** Start of Rows **

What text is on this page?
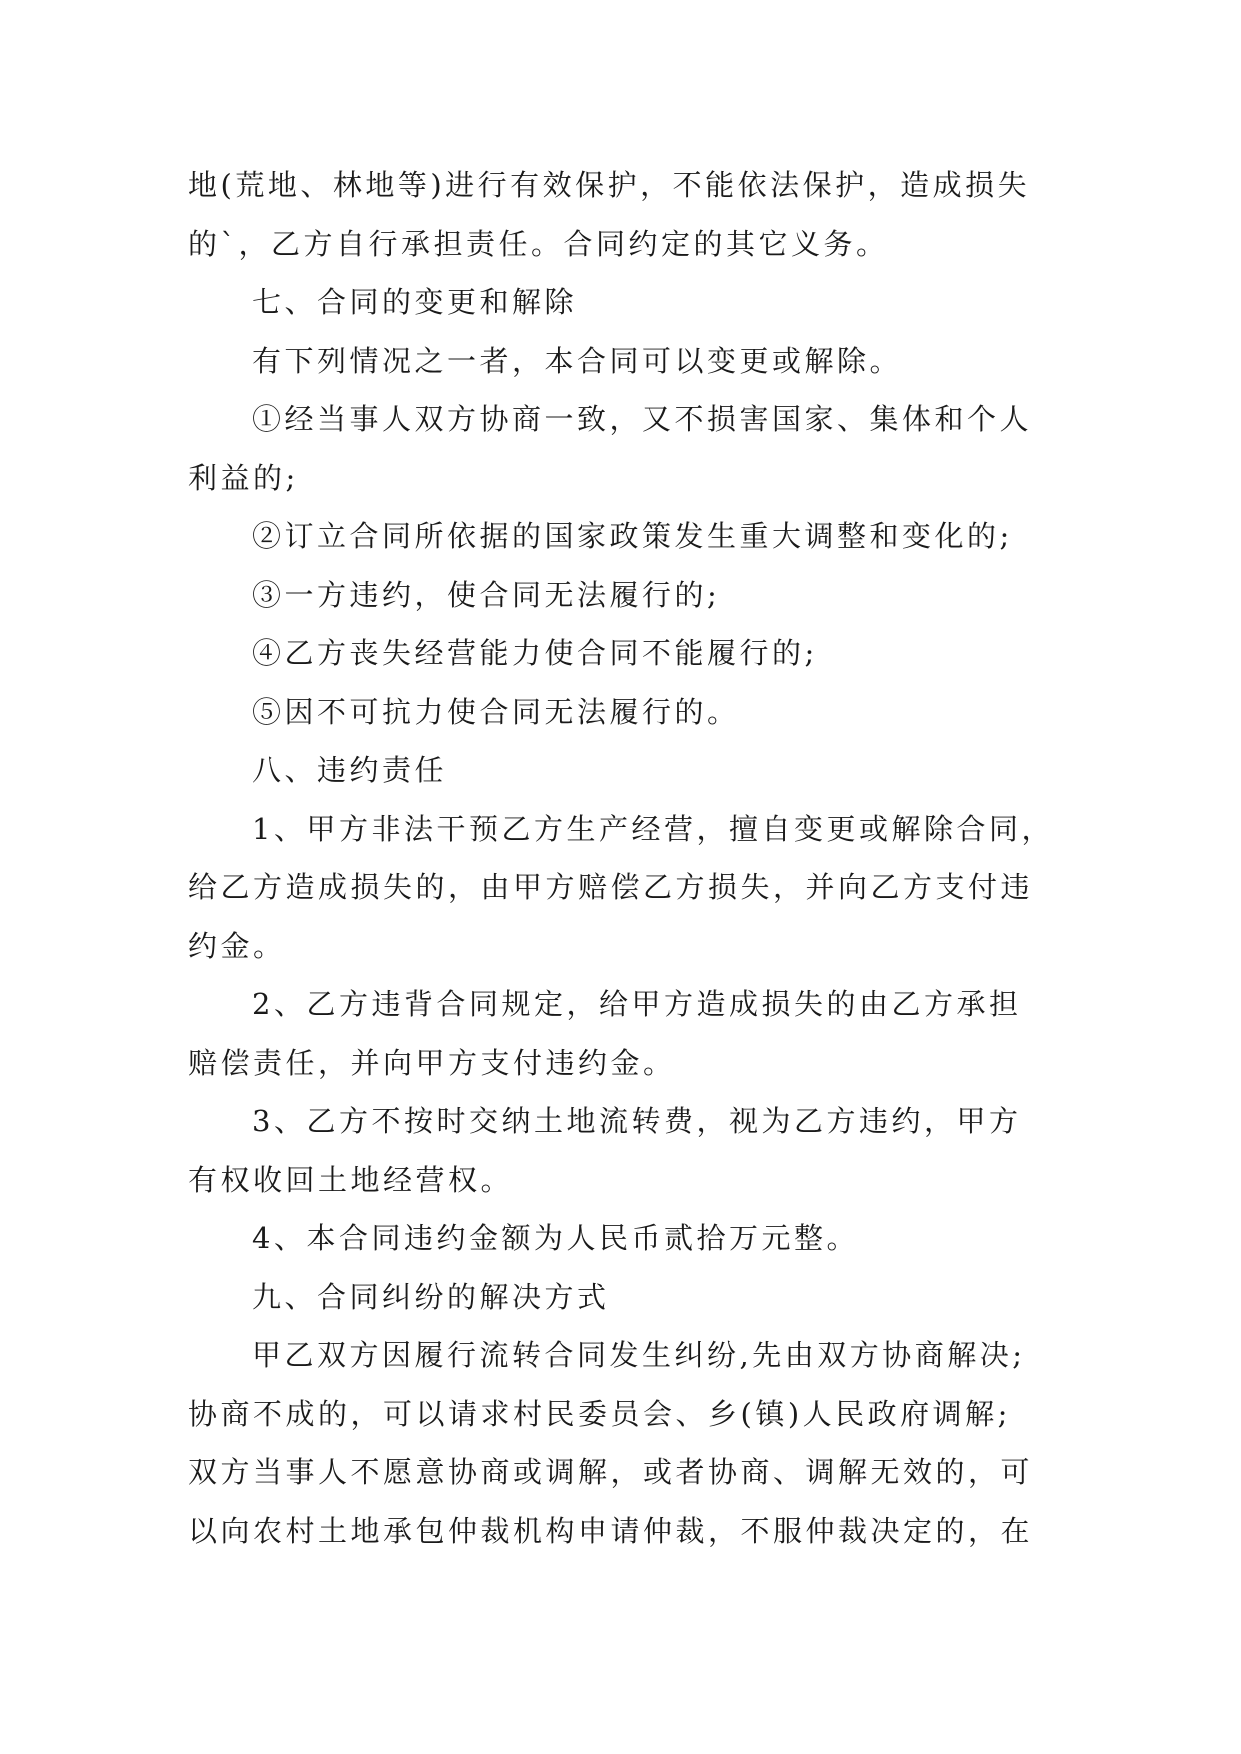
地(荒地、林地等)进行有效保护，不能依法保护，造成损失
的`，乙方自行承担责任。合同约定的其它义务。
七、合同的变更和解除
有下列情况之一者，本合同可以变更或解除。
①经当事人双方协商一致，又不损害国家、集体和个人
利益的;
②订立合同所依据的国家政策发生重大调整和变化的;
③一方违约，使合同无法履行的;
④乙方丧失经营能力使合同不能履行的;
⑤因不可抗力使合同无法履行的。
八、违约责任
1、甲方非法干预乙方生产经营，擅自变更或解除合同，
给乙方造成损失的，由甲方赔偿乙方损失，并向乙方支付违
约金。
2、乙方违背合同规定，给甲方造成损失的由乙方承担
赔偿责任，并向甲方支付违约金。
3、乙方不按时交纳土地流转费，视为乙方违约，甲方
有权收回土地经营权。
4、本合同违约金额为人民币贰拾万元整。
九、合同纠纷的解决方式
甲乙双方因履行流转合同发生纠纷,先由双方协商解决;
协商不成的，可以请求村民委员会、乡(镇)人民政府调解;
双方当事人不愿意协商或调解，或者协商、调解无效的，可
以向农村土地承包仲裁机构申请仲裁，不服仲裁决定的，在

** End of Rows **

Problem to work on =>
Repeat the data exactly in full, omitting its pictures.

Final answer =>
What text is on this page?
地(荒地、林地等)进行有效保护，不能依法保护，造成损失
的`，乙方自行承担责任。合同约定的其它义务。
七、合同的变更和解除
有下列情况之一者，本合同可以变更或解除。
①经当事人双方协商一致，又不损害国家、集体和个人
利益的;
②订立合同所依据的国家政策发生重大调整和变化的;
③一方违约，使合同无法履行的;
④乙方丧失经营能力使合同不能履行的;
⑤因不可抗力使合同无法履行的。
八、违约责任
1、甲方非法干预乙方生产经营，擅自变更或解除合同，
给乙方造成损失的，由甲方赔偿乙方损失，并向乙方支付违
约金。
2、乙方违背合同规定，给甲方造成损失的由乙方承担
赔偿责任，并向甲方支付违约金。
3、乙方不按时交纳土地流转费，视为乙方违约，甲方
有权收回土地经营权。
4、本合同违约金额为人民币贰拾万元整。
九、合同纠纷的解决方式
甲乙双方因履行流转合同发生纠纷,先由双方协商解决;
协商不成的，可以请求村民委员会、乡(镇)人民政府调解;
双方当事人不愿意协商或调解，或者协商、调解无效的，可
以向农村土地承包仲裁机构申请仲裁，不服仲裁决定的，在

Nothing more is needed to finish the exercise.